→ Objective
Repeat the entries below exactly as they appear, with no pictures.

>> Start

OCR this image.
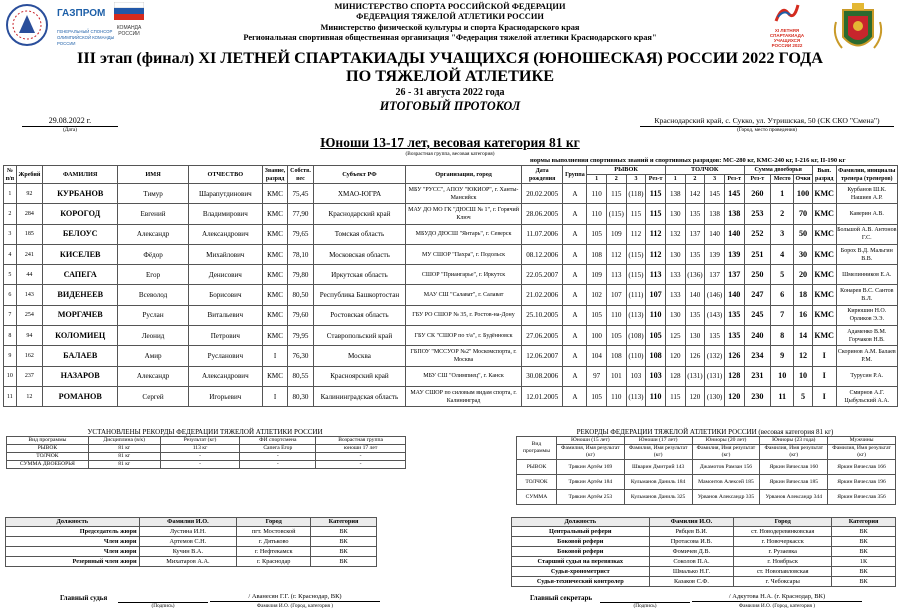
ГАЗПРОМ
ГЕНЕРАЛЬНЫЙ СПОНСОР ОЛИМПИЙСКОЙ КОМАНДЫ РОССИИ
КОМАНДА РОССИИ
XI ЛЕТНЯЯ
СПАРТАКИАДА
УЧАЩИХСЯ
РОССИИ 2022
МИНИСТЕРСТВО СПОРТА РОССИЙСКОЙ ФЕДЕРАЦИИ
ФЕДЕРАЦИЯ ТЯЖЕЛОЙ АТЛЕТИКИ РОССИИ
Министерство физической культуры и спорта Краснодарского края
Региональная спортивная общественная организация "Федерация тяжелой атлетики Краснодарского края"
III этап (финал) XI ЛЕТНЕЙ СПАРТАКИАДЫ УЧАЩИХСЯ (ЮНОШЕСКАЯ) РОССИИ 2022 ГОДА
ПО ТЯЖЕЛОЙ АТЛЕТИКЕ
26 - 31 августа 2022 года
ИТОГОВЫЙ ПРОТОКОЛ
29.08.2022 г.
(Дата)
Краснодарский край, с. Сукко, ул. Утришская, 50 (СК СКО "Смена")
(Город, место проведения)
Юноши 13-17 лет, весовая категория 81 кг
(Возрастная группа, весовая категория)
нормы выполнения спортивных званий и спортивных разрядов: МС-280 кг, КМС-240 кг, I-216 кг, II-190 кг
№ п/п	Жребий	ФАМИЛИЯ	ИМЯ	ОТЧЕСТВО	Звание, разряд	Собств. вес	Субъект РФ	Организация, город	Дата рождения	Группа	РЫВОК				ТОЛЧОК				Сумма двоеборья			Вып. разряд	Фамилии, инициалы тренера (тренеров)
											1	2	3	Рез-т	1	2	3	Рез-т	Рез-т	Место	Очки		
1	92	КУРБАНОВ	Тимур	Шарапутдинович	КМС	75,45	ХМАО-ЮГРА	МБУ "РУСС", АПОУ "ЮКИОР", г. Ханты-Мансийск	20.02.2005	А	110	115	(118)	115	138	142	145	145	260	1	100	КМС	Курбанов Ш.К. Нашиев А.Р.
2	284	КОРОГОД	Евгений	Владимирович	КМС	77,90	Краснодарский край	МАУ ДО МО ГК "ДЮСШ № 1", г. Горячий Ключ	28.06.2005	А	110	(115)	115	115	130	135	138	138	253	2	70	КМС	Каверин А.В.
3	185	БЕЛОУС	Александр	Александрович	КМС	79,65	Томская область	МБУДО ДЮСШ "Янтарь", г. Северск	11.07.2006	А	105	109	112	112	132	137	140	140	252	3	50	КМС	Большой А.В. Антонов Г.С.
4	241	КИСЕЛЕВ	Фёдор	Михайлович	КМС	78,10	Московская область	МУ СШОР "Пахра", г. Подольск	08.12.2006	А	108	112	(115)	112	130	135	139	139	251	4	30	КМС	Борох В.Д. Мальгин В.В.
5	44	САПЕГА	Егор	Денисович	КМС	79,80	Иркутская область	СШОР "Приангарье", г. Иркутск	22.05.2007	А	109	113	(115)	113	133	(136)	137	137	250	5	20	КМС	Шмелинников Е.А.
6	143	ВИДЕНЕЕВ	Всеволод	Борисович	КМС	80,50	Республика Башкортостан	МАУ СШ "Салават", г. Салават	21.02.2006	А	102	107	(111)	107	133	140	(146)	140	247	6	18	КМС	Конарев В.С. Сантов В.Л.
7	254	МОРГАЧЕВ	Руслан	Витальевич	КМС	79,60	Ростовская область	ГБУ РО СШОР № 35, г. Ростов-на-Дону	25.10.2005	А	105	110	(113)	110	130	135	(143)	135	245	7	16	КМС	Кирюшин Н.О. Орликов Э.Э.
8	94	КОЛОМИЕЦ	Леонид	Петрович	КМС	79,95	Ставропольский край	ГБУ СК "СШОР по т/а", г. Будённовск	27.06.2005	А	100	105	(108)	105	125	130	135	135	240	8	14	КМС	Адаменко В.М. Горчаков Н.В.
9	162	БАЛАЕВ	Амир	Русланович	I	76,30	Москва	ГБПОУ "МССУОР №2" Москомспорта, г. Москва	12.06.2007	А	104	108	(110)	108	120	126	(132)	126	234	9	12	I	Скоринов А.М. Балаев Р.М.
10	237	НАЗАРОВ	Александр	Александрович	КМС	80,55	Красноярский край	МБУ СШ "Олимпиец", г. Канск	30.08.2006	А	97	101	103	103	128	(131)	(131)	128	231	10	10	I	Турусин Р.А.
11	12	РОМАНОВ	Сергей	Игорьевич	I	80,30	Калининградская область	МАУ СШОР по силовым видам спорта, г. Калининград	12.01.2005	А	105	110	(113)	110	115	120	(130)	120	230	11	5	I	Смирнов А.Г. Цыбульский А.А.
УСТАНОВЛЕНЫ РЕКОРДЫ ФЕДЕРАЦИИ ТЯЖЕЛОЙ АТЛЕТИКИ РОССИИ
Вид программы	Дисциплина (в/к)	Результат (кг)	ФИ спортсмена	Возрастная группа
РЫВОК	81 кг	113 кг	Сапега Егор	юноши 17 лет
ТОЛЧОК	81 кг	-	-	-
СУММА ДВОЕБОРЬЯ	81 кг	-	-	-
РЕКОРДЫ ФЕДЕРАЦИИ ТЯЖЕЛОЙ АТЛЕТИКИ РОССИИ (весовая категория 81 кг)
Вид программы	Юноши (15 лет)	Юноши (17 лет)	Юниоры (20 лет)	Юниоры (23 года)	Мужчины
	Фамилия, Имя результат (кг)	Фамилия, Имя результат (кг)	Фамилия, Имя результат (кг)	Фамилия, Имя результат (кг)	Фамилия, Имя результат (кг)
РЫВОК	Трякин Артём 169	Шварин Дмитрий 143	Джамотов Рамзан 156	Яркин Вячеслав 160	Яркин Вячеслав 166
ТОЛЧОК	Трякин Артём 184	Кульманов Даниль 184	Мамонтов Алексей 185	Яркин Вячеслав 185	Яркин Вячеслав 196
СУММА	Трякин Артём 253	Кульманов Даниль 325	Урванов Александр 335	Урванов Александр 344	Яркин Вячеслав 356
Должность	Фамилия И.О.	Город	Категория
Председатель жюри	Лустина И.Н.	пгт. Мостовской	ВК
Член жюри	Артемов С.Н.	г. Дятьково	ВК
Член жюри	Кучин В.А.	г. Нефтекамск	ВК
Резервный член жюри	Михатаров А.А.	г. Краснодар	ВК
Должность	Фамилия И.О.	Город	Категория
Центральный рефери	Рябцев В.И.	ст. Новодеревянковская	ВК
Боковой рефери	Протасова И.В.	г. Новочеркасск	ВК
Боковой рефери	Фомичев Д.В.	г. Рузаевка	ВК
Старший судья на перевязках	Соколов П.А.	г. Ноябрьск	1К
Судья-хронометрист	Шмалько Н.Г.	ст. Новопавловская	ВК
Судья-технический контролер	Казаков С.Ф.	г. Чебоксары	ВК
Главный судья	/ Аванесян Г.Г. (г. Краснодар, ВК)
(Подпись)	Фамилия И.О. (Город, категория )
Главный секретарь	/ Адкутова Н.А. (г. Краснодар, ВК)
(Подпись)	Фамилия И.О. (Город, категория )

>> End

→ Output for this task
OCR this image.
ГАЗПРОМ
ГЕНЕРАЛЬНЫЙ СПОНСОР ОЛИМПИЙСКОЙ КОМАНДЫ РОССИИ
КОМАНДА РОССИИ
XI ЛЕТНЯЯ
СПАРТАКИАДА
УЧАЩИХСЯ
РОССИИ 2022
МИНИСТЕРСТВО СПОРТА РОССИЙСКОЙ ФЕДЕРАЦИИ
ФЕДЕРАЦИЯ ТЯЖЕЛОЙ АТЛЕТИКИ РОССИИ
Министерство физической культуры и спорта Краснодарского края
Региональная спортивная общественная организация "Федерация тяжелой атлетики Краснодарского края"
III этап (финал) XI ЛЕТНЕЙ СПАРТАКИАДЫ УЧАЩИХСЯ (ЮНОШЕСКАЯ) РОССИИ 2022 ГОДА
ПО ТЯЖЕЛОЙ АТЛЕТИКЕ
26 - 31 августа 2022 года
ИТОГОВЫЙ ПРОТОКОЛ
29.08.2022 г.
(Дата)
Краснодарский край, с. Сукко, ул. Утришская, 50 (СК СКО "Смена")
(Город, место проведения)
Юноши 13-17 лет, весовая категория 81 кг
(Возрастная группа, весовая категория)
нормы выполнения спортивных званий и спортивных разрядов: МС-280 кг, КМС-240 кг, I-216 кг, II-190 кг
№ п/п	Жребий	ФАМИЛИЯ	ИМЯ	ОТЧЕСТВО	Звание, разряд	Собств. вес	Субъект РФ	Организация, город	Дата рождения	Группа	РЫВОК				ТОЛЧОК				Сумма двоеборья			Вып. разряд	Фамилии, инициалы тренера (тренеров)
											1	2	3	Рез-т	1	2	3	Рез-т	Рез-т	Место	Очки		
1	92	КУРБАНОВ	Тимур	Шарапутдинович	КМС	75,45	ХМАО-ЮГРА	МБУ "РУСС", АПОУ "ЮКИОР", г. Ханты-Мансийск	20.02.2005	А	110	115	(118)	115	138	142	145	145	260	1	100	КМС	Курбанов Ш.К. Нашиев А.Р.
2	284	КОРОГОД	Евгений	Владимирович	КМС	77,90	Краснодарский край	МАУ ДО МО ГК "ДЮСШ № 1", г. Горячий Ключ	28.06.2005	А	110	(115)	115	115	130	135	138	138	253	2	70	КМС	Каверин А.В.
3	185	БЕЛОУС	Александр	Александрович	КМС	79,65	Томская область	МБУДО ДЮСШ "Янтарь", г. Северск	11.07.2006	А	105	109	112	112	132	137	140	140	252	3	50	КМС	Большой А.В. Антонов Г.С.
4	241	КИСЕЛЕВ	Фёдор	Михайлович	КМС	78,10	Московская область	МУ СШОР "Пахра", г. Подольск	08.12.2006	А	108	112	(115)	112	130	135	139	139	251	4	30	КМС	Борох В.Д. Мальгин В.В.
5	44	САПЕГА	Егор	Денисович	КМС	79,80	Иркутская область	СШОР "Приангарье", г. Иркутск	22.05.2007	А	109	113	(115)	113	133	(136)	137	137	250	5	20	КМС	Шмелинников Е.А.
6	143	ВИДЕНЕЕВ	Всеволод	Борисович	КМС	80,50	Республика Башкортостан	МАУ СШ "Салават", г. Салават	21.02.2006	А	102	107	(111)	107	133	140	(146)	140	247	6	18	КМС	Конарев В.С. Сантов В.Л.
7	254	МОРГАЧЕВ	Руслан	Витальевич	КМС	79,60	Ростовская область	ГБУ РО СШОР № 35, г. Ростов-на-Дону	25.10.2005	А	105	110	(113)	110	130	135	(143)	135	245	7	16	КМС	Кирюшин Н.О. Орликов Э.Э.
8	94	КОЛОМИЕЦ	Леонид	Петрович	КМС	79,95	Ставропольский край	ГБУ СК "СШОР по т/а", г. Будённовск	27.06.2005	А	100	105	(108)	105	125	130	135	135	240	8	14	КМС	Адаменко В.М. Горчаков Н.В.
9	162	БАЛАЕВ	Амир	Русланович	I	76,30	Москва	ГБПОУ "МССУОР №2" Москомспорта, г. Москва	12.06.2007	А	104	108	(110)	108	120	126	(132)	126	234	9	12	I	Скоринов А.М. Балаев Р.М.
10	237	НАЗАРОВ	Александр	Александрович	КМС	80,55	Красноярский край	МБУ СШ "Олимпиец", г. Канск	30.08.2006	А	97	101	103	103	128	(131)	(131)	128	231	10	10	I	Турусин Р.А.
11	12	РОМАНОВ	Сергей	Игорьевич	I	80,30	Калининградская область	МАУ СШОР по силовым видам спорта, г. Калининград	12.01.2005	А	105	110	(113)	110	115	120	(130)	120	230	11	5	I	Смирнов А.Г. Цыбульский А.А.
УСТАНОВЛЕНЫ РЕКОРДЫ ФЕДЕРАЦИИ ТЯЖЕЛОЙ АТЛЕТИКИ РОССИИ
Вид программы	Дисциплина (в/к)	Результат (кг)	ФИ спортсмена	Возрастная группа
РЫВОК	81 кг	113 кг	Сапега Егор	юноши 17 лет
ТОЛЧОК	81 кг	-	-	-
СУММА ДВОЕБОРЬЯ	81 кг	-	-	-
РЕКОРДЫ ФЕДЕРАЦИИ ТЯЖЕЛОЙ АТЛЕТИКИ РОССИИ (весовая категория 81 кг)
Вид программы	Юноши (15 лет)	Юноши (17 лет)	Юниоры (20 лет)	Юниоры (23 года)	Мужчины
	Фамилия, Имя результат (кг)	Фамилия, Имя результат (кг)	Фамилия, Имя результат (кг)	Фамилия, Имя результат (кг)	Фамилия, Имя результат (кг)
РЫВОК	Трякин Артём 169	Шварин Дмитрий 143	Джамотов Рамзан 156	Яркин Вячеслав 160	Яркин Вячеслав 166
ТОЛЧОК	Трякин Артём 184	Кульманов Даниль 184	Мамонтов Алексей 185	Яркин Вячеслав 185	Яркин Вячеслав 196
СУММА	Трякин Артём 253	Кульманов Даниль 325	Урванов Александр 335	Урванов Александр 344	Яркин Вячеслав 356
Должность	Фамилия И.О.	Город	Категория
Председатель жюри	Лустина И.Н.	пгт. Мостовской	ВК
Член жюри	Артемов С.Н.	г. Дятьково	ВК
Член жюри	Кучин В.А.	г. Нефтекамск	ВК
Резервный член жюри	Михатаров А.А.	г. Краснодар	ВК
Должность	Фамилия И.О.	Город	Категория
Центральный рефери	Рябцев В.И.	ст. Новодеревянковская	ВК
Боковой рефери	Протасова И.В.	г. Новочеркасск	ВК
Боковой рефери	Фомичев Д.В.	г. Рузаевка	ВК
Старший судья на перевязках	Соколов П.А.	г. Ноябрьск	1К
Судья-хронометрист	Шмалько Н.Г.	ст. Новопавловская	ВК
Судья-технический контролер	Казаков С.Ф.	г. Чебоксары	ВК
Главный судья	/ Аванесян Г.Г. (г. Краснодар, ВК)
(Подпись)	Фамилия И.О. (Город, категория )
Главный секретарь	/ Адкутова Н.А. (г. Краснодар, ВК)
(Подпись)	Фамилия И.О. (Город, категория )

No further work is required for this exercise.